Challenge:
In the entries that follow, how many lines hold the string "препятствія"? Give only that number.

Listed entries:

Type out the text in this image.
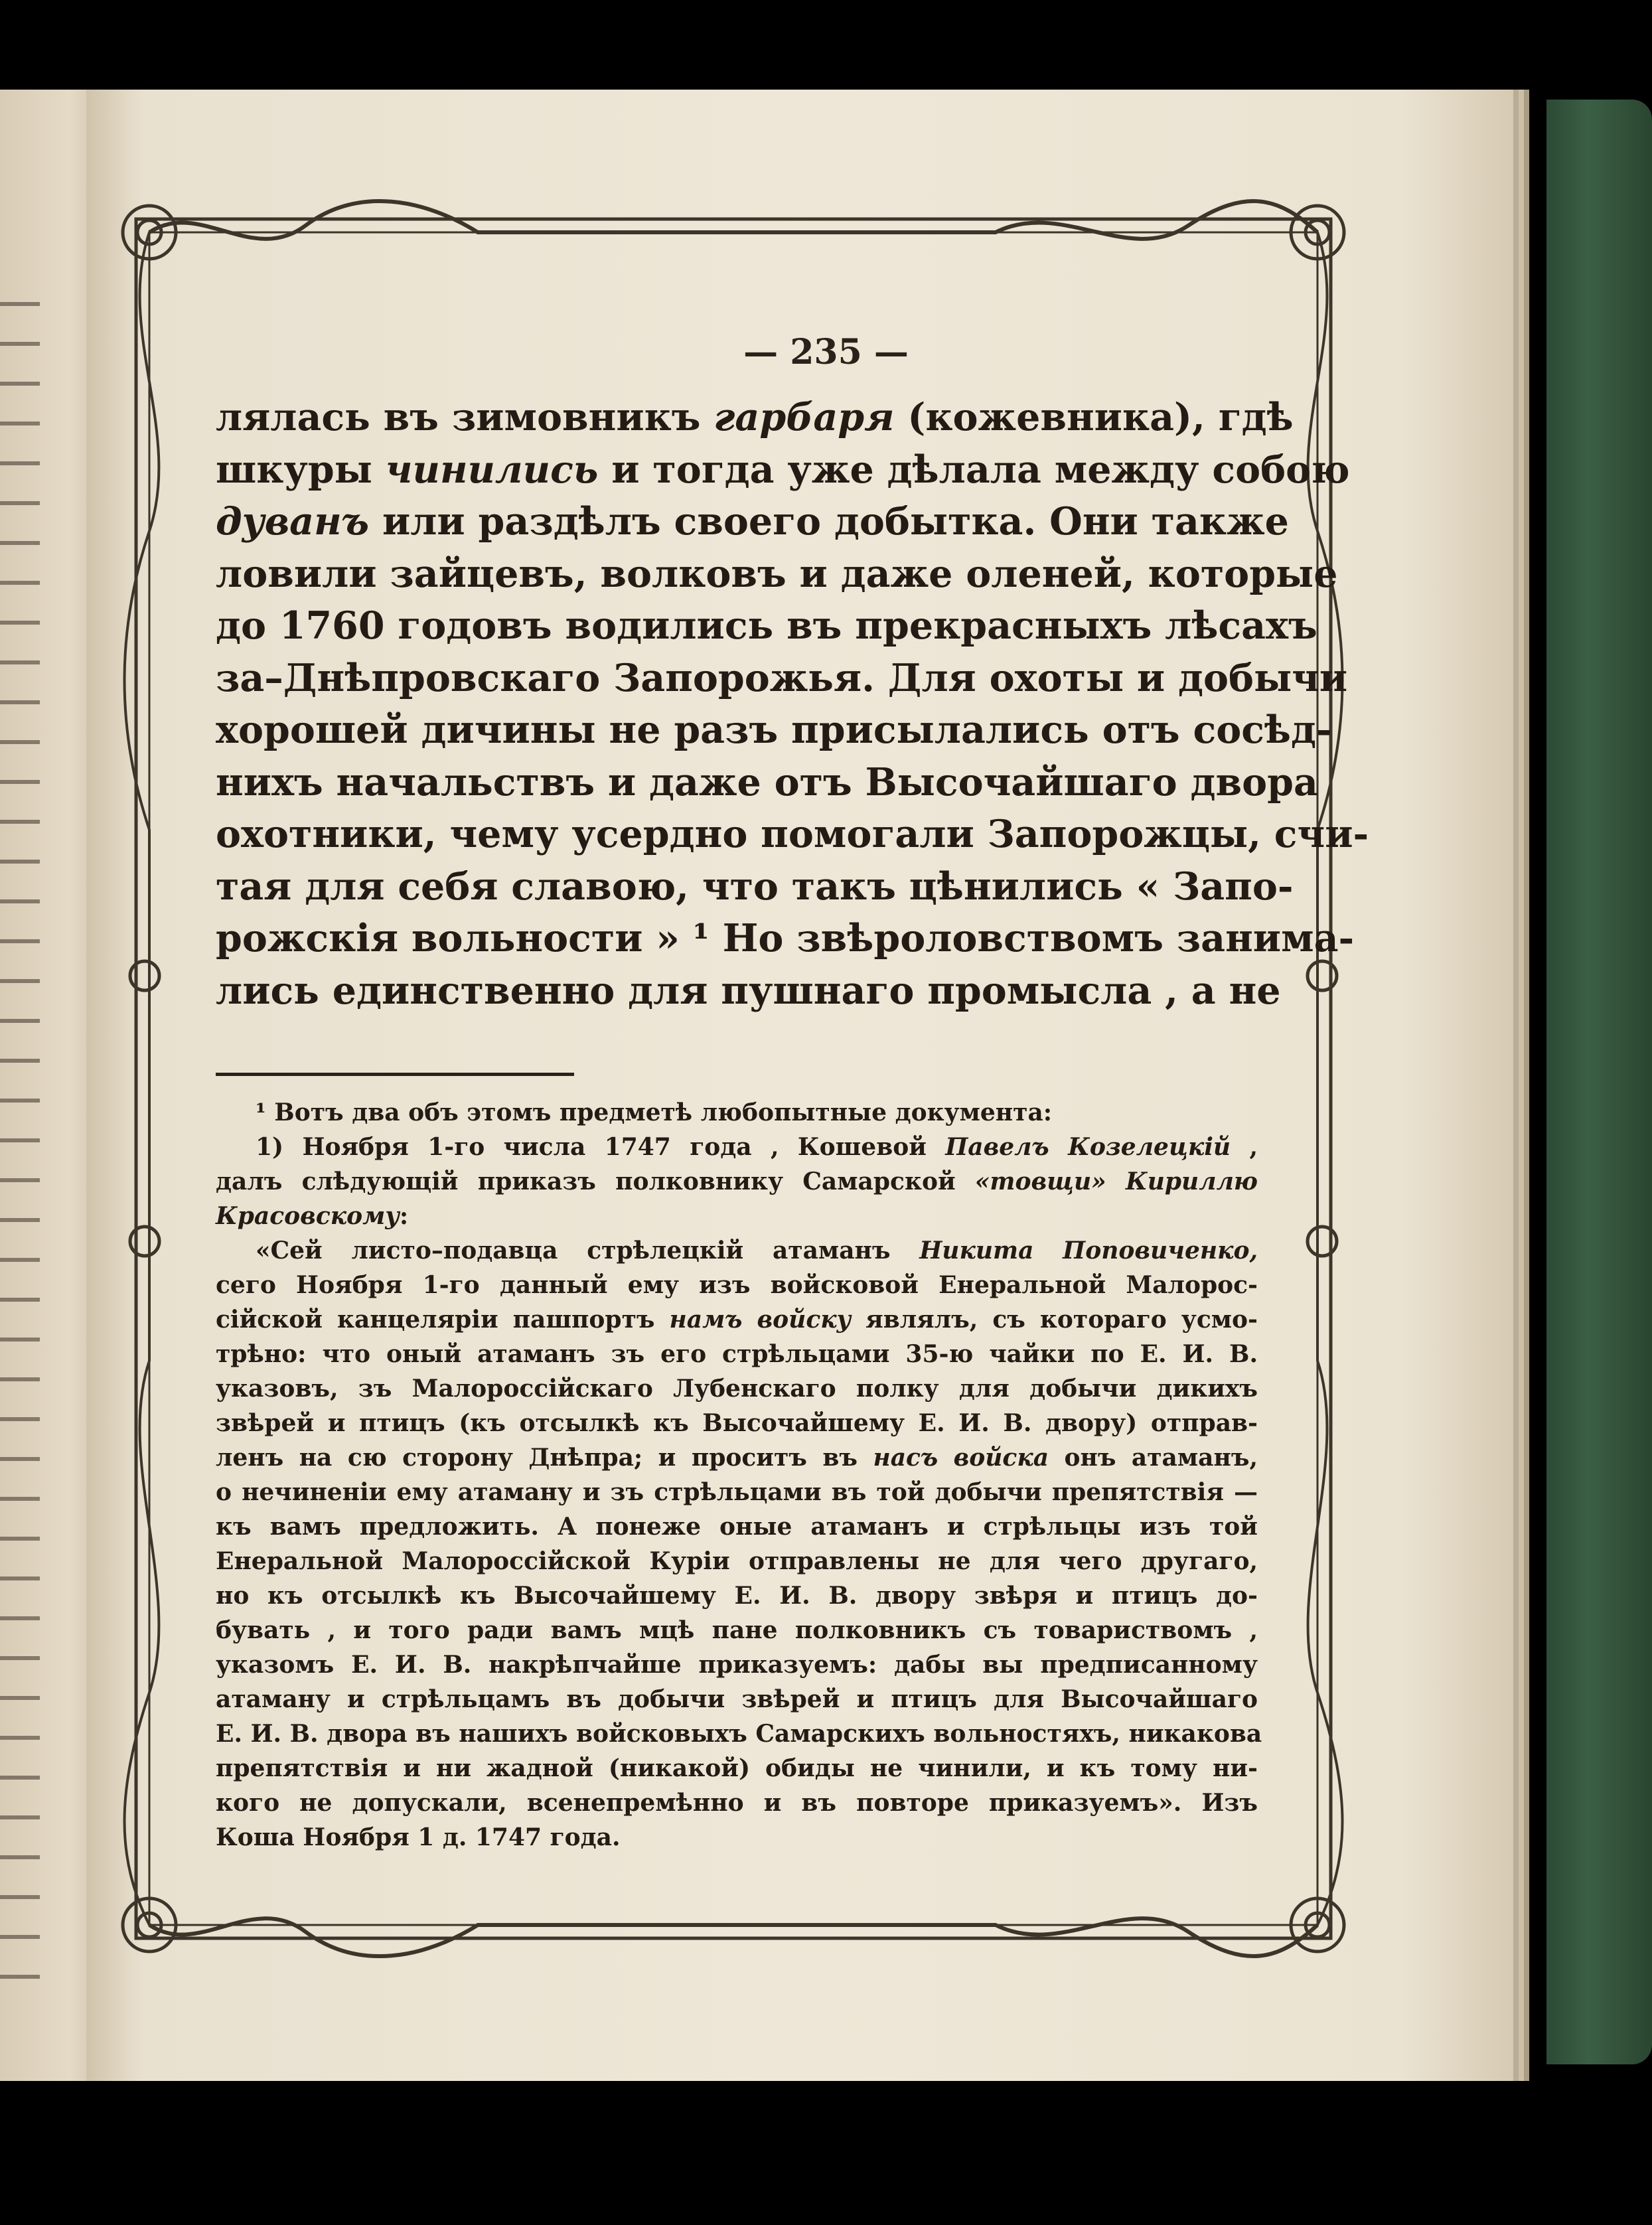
— 235 —
лялась въ зимовникъ гарбаря (кожевника), гдѣ
шкуры чинились и тогда уже дѣлала между собою
дуванъ или раздѣлъ своего добытка. Они также
ловили зайцевъ, волковъ и даже оленей, которые
до 1760 годовъ водились въ прекрасныхъ лѣсахъ
за–Днѣпровскаго Запорожья. Для охоты и добычи
хорошей дичины не разъ присылались отъ сосѣд-
нихъ начальствъ и даже отъ Высочайшаго двора
охотники, чему усердно помогали Запорожцы, счи-
тая для себя славою, что такъ цѣнились « Запо-
рожскія вольности » ¹ Но звѣроловствомъ занима-
лись единственно для пушнаго промысла , а не
¹ Вотъ два объ этомъ предметѣ любопытные документа:
1) Ноября 1-го числа 1747 года , Кошевой Павелъ Козелецкій ,
далъ слѣдующій приказъ полковнику Самарской «товщи» Кириллю
Красовскому:
«Сей листо–подавца стрѣлецкій атаманъ Никита Поповиченко,
сего Ноября 1-го данный ему изъ войсковой Енеральной Малорос-
сійской канцеляріи пашпортъ намъ войску являлъ, съ котораго усмо-
трѣно: что оный атаманъ зъ его стрѣльцами 35-ю чайки по Е. И. В.
указовъ, зъ Малороссійскаго Лубенскаго полку для добычи дикихъ
звѣрей и птицъ (къ отсылкѣ къ Высочайшему Е. И. В. двору) отправ-
ленъ на сю сторону Днѣпра; и проситъ въ насъ войска онъ атаманъ,
о нечиненіи ему атаману и зъ стрѣльцами въ той добычи препятствія —
къ вамъ предложить. А понеже оные атаманъ и стрѣльцы изъ той
Енеральной Малороссійской Куріи отправлены не для чего другаго,
но къ отсылкѣ къ Высочайшему Е. И. В. двору звѣря и птицъ до-
бувать , и того ради вамъ мцѣ пане полковникъ съ товариствомъ ,
указомъ Е. И. В. накрѣпчайше приказуемъ: дабы вы предписанному
атаману и стрѣльцамъ въ добычи звѣрей и птицъ для Высочайшаго
Е. И. В. двора въ нашихъ войсковыхъ Самарскихъ вольностяхъ, никакова
препятствія и ни жадной (никакой) обиды не чинили, и къ тому ни-
кого не допускали, всенепремѣнно и въ повторе приказуемъ». Изъ
Коша Ноября 1 д. 1747 года.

Response for this exercise:
2